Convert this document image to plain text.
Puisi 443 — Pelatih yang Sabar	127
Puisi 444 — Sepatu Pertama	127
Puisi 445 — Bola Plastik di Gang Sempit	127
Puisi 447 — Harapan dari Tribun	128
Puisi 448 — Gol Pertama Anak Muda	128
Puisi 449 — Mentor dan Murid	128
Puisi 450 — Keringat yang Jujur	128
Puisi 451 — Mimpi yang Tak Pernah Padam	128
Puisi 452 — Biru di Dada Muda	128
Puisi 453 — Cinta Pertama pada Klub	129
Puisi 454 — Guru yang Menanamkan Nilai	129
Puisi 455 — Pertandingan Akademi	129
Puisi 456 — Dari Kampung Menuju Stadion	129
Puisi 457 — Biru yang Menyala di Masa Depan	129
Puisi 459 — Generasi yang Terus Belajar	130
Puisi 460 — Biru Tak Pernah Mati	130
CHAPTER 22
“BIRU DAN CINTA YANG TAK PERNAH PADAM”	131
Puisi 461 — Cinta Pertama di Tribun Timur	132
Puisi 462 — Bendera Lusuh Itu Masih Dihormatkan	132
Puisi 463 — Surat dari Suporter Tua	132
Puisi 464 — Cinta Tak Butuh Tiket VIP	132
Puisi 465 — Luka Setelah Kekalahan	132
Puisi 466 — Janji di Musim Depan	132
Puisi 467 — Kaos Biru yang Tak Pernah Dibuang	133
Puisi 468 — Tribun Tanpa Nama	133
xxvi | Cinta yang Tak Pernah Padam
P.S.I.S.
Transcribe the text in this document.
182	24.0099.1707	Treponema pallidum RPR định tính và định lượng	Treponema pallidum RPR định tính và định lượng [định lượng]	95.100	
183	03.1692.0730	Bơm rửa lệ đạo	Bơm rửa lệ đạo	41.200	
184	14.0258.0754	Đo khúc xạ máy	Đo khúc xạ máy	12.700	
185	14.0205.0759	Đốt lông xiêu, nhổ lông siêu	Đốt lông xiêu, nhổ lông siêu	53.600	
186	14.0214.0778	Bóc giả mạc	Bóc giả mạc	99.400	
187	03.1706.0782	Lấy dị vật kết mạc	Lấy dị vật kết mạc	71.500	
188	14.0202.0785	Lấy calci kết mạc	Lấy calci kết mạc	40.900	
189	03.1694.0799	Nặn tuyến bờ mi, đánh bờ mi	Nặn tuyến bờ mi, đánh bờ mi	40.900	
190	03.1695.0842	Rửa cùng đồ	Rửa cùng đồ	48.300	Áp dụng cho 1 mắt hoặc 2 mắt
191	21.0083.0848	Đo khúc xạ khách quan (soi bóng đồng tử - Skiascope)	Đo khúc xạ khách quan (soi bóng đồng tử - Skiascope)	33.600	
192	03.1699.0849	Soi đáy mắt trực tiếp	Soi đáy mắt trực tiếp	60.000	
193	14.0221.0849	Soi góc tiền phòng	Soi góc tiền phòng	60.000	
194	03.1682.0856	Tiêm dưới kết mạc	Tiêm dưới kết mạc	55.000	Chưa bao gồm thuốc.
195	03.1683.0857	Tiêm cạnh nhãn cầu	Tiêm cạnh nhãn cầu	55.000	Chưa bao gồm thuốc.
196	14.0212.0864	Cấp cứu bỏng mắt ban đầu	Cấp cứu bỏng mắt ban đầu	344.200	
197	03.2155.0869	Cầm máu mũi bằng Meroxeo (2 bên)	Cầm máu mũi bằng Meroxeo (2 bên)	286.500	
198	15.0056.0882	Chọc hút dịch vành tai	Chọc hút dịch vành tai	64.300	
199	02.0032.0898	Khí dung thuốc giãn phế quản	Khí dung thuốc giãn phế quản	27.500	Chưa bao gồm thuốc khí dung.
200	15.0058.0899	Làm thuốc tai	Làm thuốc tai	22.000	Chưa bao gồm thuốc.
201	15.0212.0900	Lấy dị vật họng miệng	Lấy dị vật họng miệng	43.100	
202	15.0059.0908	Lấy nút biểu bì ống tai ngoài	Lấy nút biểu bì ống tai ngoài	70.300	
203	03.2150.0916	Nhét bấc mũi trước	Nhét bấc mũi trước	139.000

INSTRUCTIONS FOR THE TASK
Each line of the material should be echoed exactly.

ANSWER BELOW
Convert this document image to plain text.
Puisi 443 — Pelatih yang Sabar	127
Puisi 444 — Sepatu Pertama	127
Puisi 445 — Bola Plastik di Gang Sempit	127
Puisi 447 — Harapan dari Tribun	128
Puisi 448 — Gol Pertama Anak Muda	128
Puisi 449 — Mentor dan Murid	128
Puisi 450 — Keringat yang Jujur	128
Puisi 451 — Mimpi yang Tak Pernah Padam	128
Puisi 452 — Biru di Dada Muda	128
Puisi 453 — Cinta Pertama pada Klub	129
Puisi 454 — Guru yang Menanamkan Nilai	129
Puisi 455 — Pertandingan Akademi	129
Puisi 456 — Dari Kampung Menuju Stadion	129
Puisi 457 — Biru yang Menyala di Masa Depan	129
Puisi 459 — Generasi yang Terus Belajar	130
Puisi 460 — Biru Tak Pernah Mati	130
CHAPTER 22
“BIRU DAN CINTA YANG TAK PERNAH PADAM”	131
Puisi 461 — Cinta Pertama di Tribun Timur	132
Puisi 462 — Bendera Lusuh Itu Masih Dihormatkan	132
Puisi 463 — Surat dari Suporter Tua	132
Puisi 464 — Cinta Tak Butuh Tiket VIP	132
Puisi 465 — Luka Setelah Kekalahan	132
Puisi 466 — Janji di Musim Depan	132
Puisi 467 — Kaos Biru yang Tak Pernah Dibuang	133
Puisi 468 — Tribun Tanpa Nama	133
xxvi | Cinta yang Tak Pernah Padam
P.S.I.S.
Transcribe the text in this document.
182	24.0099.1707	Treponema pallidum RPR định tính và định lượng	Treponema pallidum RPR định tính và định lượng [định lượng]	95.100	
183	03.1692.0730	Bơm rửa lệ đạo	Bơm rửa lệ đạo	41.200	
184	14.0258.0754	Đo khúc xạ máy	Đo khúc xạ máy	12.700	
185	14.0205.0759	Đốt lông xiêu, nhổ lông siêu	Đốt lông xiêu, nhổ lông siêu	53.600	
186	14.0214.0778	Bóc giả mạc	Bóc giả mạc	99.400	
187	03.1706.0782	Lấy dị vật kết mạc	Lấy dị vật kết mạc	71.500	
188	14.0202.0785	Lấy calci kết mạc	Lấy calci kết mạc	40.900	
189	03.1694.0799	Nặn tuyến bờ mi, đánh bờ mi	Nặn tuyến bờ mi, đánh bờ mi	40.900	
190	03.1695.0842	Rửa cùng đồ	Rửa cùng đồ	48.300	Áp dụng cho 1 mắt hoặc 2 mắt
191	21.0083.0848	Đo khúc xạ khách quan (soi bóng đồng tử - Skiascope)	Đo khúc xạ khách quan (soi bóng đồng tử - Skiascope)	33.600	
192	03.1699.0849	Soi đáy mắt trực tiếp	Soi đáy mắt trực tiếp	60.000	
193	14.0221.0849	Soi góc tiền phòng	Soi góc tiền phòng	60.000	
194	03.1682.0856	Tiêm dưới kết mạc	Tiêm dưới kết mạc	55.000	Chưa bao gồm thuốc.
195	03.1683.0857	Tiêm cạnh nhãn cầu	Tiêm cạnh nhãn cầu	55.000	Chưa bao gồm thuốc.
196	14.0212.0864	Cấp cứu bỏng mắt ban đầu	Cấp cứu bỏng mắt ban đầu	344.200	
197	03.2155.0869	Cầm máu mũi bằng Meroxeo (2 bên)	Cầm máu mũi bằng Meroxeo (2 bên)	286.500	
198	15.0056.0882	Chọc hút dịch vành tai	Chọc hút dịch vành tai	64.300	
199	02.0032.0898	Khí dung thuốc giãn phế quản	Khí dung thuốc giãn phế quản	27.500	Chưa bao gồm thuốc khí dung.
200	15.0058.0899	Làm thuốc tai	Làm thuốc tai	22.000	Chưa bao gồm thuốc.
201	15.0212.0900	Lấy dị vật họng miệng	Lấy dị vật họng miệng	43.100	
202	15.0059.0908	Lấy nút biểu bì ống tai ngoài	Lấy nút biểu bì ống tai ngoài	70.300	
203	03.2150.0916	Nhét bấc mũi trước	Nhét bấc mũi trước	139.000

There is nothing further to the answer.